[BEGIN Records for this exercise]

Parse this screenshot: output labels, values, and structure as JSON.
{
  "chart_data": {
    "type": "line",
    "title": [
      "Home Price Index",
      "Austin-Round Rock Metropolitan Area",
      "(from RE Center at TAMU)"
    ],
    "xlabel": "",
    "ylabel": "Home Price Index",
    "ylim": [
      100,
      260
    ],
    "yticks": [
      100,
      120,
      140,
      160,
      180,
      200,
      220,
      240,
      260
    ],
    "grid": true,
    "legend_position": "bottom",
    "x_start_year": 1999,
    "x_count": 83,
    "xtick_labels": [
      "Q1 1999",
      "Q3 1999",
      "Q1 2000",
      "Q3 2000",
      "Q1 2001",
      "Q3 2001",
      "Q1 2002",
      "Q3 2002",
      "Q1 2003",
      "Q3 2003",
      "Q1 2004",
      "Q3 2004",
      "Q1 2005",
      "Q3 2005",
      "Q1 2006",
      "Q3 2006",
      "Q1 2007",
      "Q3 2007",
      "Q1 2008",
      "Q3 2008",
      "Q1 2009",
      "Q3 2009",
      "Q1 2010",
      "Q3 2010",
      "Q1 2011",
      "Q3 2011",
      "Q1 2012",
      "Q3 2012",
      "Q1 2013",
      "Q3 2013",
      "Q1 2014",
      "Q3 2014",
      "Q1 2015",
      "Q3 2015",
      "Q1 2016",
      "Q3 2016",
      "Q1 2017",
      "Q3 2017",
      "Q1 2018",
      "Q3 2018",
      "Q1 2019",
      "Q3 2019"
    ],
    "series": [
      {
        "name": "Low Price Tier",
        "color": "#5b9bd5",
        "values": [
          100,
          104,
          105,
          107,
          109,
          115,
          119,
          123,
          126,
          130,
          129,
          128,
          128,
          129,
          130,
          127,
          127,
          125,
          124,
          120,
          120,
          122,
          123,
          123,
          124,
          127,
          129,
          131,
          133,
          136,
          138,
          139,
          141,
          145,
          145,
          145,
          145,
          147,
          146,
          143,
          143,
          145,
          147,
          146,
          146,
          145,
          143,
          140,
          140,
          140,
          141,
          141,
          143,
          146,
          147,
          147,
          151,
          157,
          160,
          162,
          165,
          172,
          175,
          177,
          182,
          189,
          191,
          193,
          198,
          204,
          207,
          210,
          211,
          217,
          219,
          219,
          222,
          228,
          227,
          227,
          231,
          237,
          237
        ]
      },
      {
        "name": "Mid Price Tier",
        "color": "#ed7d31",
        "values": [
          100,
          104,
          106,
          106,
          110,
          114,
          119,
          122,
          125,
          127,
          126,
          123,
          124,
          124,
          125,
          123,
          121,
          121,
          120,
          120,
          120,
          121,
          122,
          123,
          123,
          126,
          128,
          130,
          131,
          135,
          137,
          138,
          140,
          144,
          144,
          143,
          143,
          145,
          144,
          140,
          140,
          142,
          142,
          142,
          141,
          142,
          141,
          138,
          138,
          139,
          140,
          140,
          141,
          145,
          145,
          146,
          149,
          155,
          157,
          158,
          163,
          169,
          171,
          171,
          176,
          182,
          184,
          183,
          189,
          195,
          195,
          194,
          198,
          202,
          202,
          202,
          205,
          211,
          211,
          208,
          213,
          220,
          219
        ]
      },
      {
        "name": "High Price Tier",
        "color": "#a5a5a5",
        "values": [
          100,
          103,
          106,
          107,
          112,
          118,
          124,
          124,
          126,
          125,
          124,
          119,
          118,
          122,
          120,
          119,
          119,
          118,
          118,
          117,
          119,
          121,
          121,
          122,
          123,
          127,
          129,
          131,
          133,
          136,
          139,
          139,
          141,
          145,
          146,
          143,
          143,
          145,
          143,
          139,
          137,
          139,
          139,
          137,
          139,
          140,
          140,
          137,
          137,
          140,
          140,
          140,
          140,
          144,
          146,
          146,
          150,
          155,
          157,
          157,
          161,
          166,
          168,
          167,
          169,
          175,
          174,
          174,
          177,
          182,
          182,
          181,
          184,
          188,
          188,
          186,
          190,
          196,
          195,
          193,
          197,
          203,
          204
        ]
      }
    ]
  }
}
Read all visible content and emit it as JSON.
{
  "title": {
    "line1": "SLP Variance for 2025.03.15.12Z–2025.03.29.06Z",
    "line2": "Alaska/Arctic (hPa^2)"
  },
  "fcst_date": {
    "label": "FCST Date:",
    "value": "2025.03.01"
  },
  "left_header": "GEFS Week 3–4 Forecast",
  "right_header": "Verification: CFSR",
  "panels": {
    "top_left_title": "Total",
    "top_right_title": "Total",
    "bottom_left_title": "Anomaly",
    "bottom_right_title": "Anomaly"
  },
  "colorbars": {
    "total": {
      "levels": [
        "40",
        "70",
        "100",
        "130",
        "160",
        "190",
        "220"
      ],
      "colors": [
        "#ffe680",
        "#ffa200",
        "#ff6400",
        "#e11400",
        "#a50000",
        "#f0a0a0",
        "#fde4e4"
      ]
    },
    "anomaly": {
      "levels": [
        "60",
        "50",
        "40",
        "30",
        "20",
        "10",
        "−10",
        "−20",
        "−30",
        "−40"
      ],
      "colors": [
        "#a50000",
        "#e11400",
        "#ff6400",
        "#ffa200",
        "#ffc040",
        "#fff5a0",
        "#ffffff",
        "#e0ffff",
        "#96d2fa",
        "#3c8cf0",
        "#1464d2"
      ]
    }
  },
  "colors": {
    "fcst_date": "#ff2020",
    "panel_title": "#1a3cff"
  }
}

[END Records for this exercise]

__Exercise prompt__.
Tell how many lines in the material above include the word "Index", giving the number only.

__Answer to the exercise__.
2